Dataset rows:
----------
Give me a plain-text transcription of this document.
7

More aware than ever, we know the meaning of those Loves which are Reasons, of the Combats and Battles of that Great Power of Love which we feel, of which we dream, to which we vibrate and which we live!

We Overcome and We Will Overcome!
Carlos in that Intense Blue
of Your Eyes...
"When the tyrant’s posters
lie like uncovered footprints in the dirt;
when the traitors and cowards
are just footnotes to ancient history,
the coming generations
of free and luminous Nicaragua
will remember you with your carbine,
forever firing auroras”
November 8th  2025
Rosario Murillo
----------
Every record above must be duplicated exactly.

Give me a plain-text transcription of this document.
7

More aware than ever, we know the meaning of those Loves which are Reasons, of the Combats and Battles of that Great Power of Love which we feel, of which we dream, to which we vibrate and which we live!

We Overcome and We Will Overcome!
Carlos in that Intense Blue
of Your Eyes...
"When the tyrant’s posters
lie like uncovered footprints in the dirt;
when the traitors and cowards
are just footnotes to ancient history,
the coming generations
of free and luminous Nicaragua
will remember you with your carbine,
forever firing auroras”
November 8th  2025
Rosario Murillo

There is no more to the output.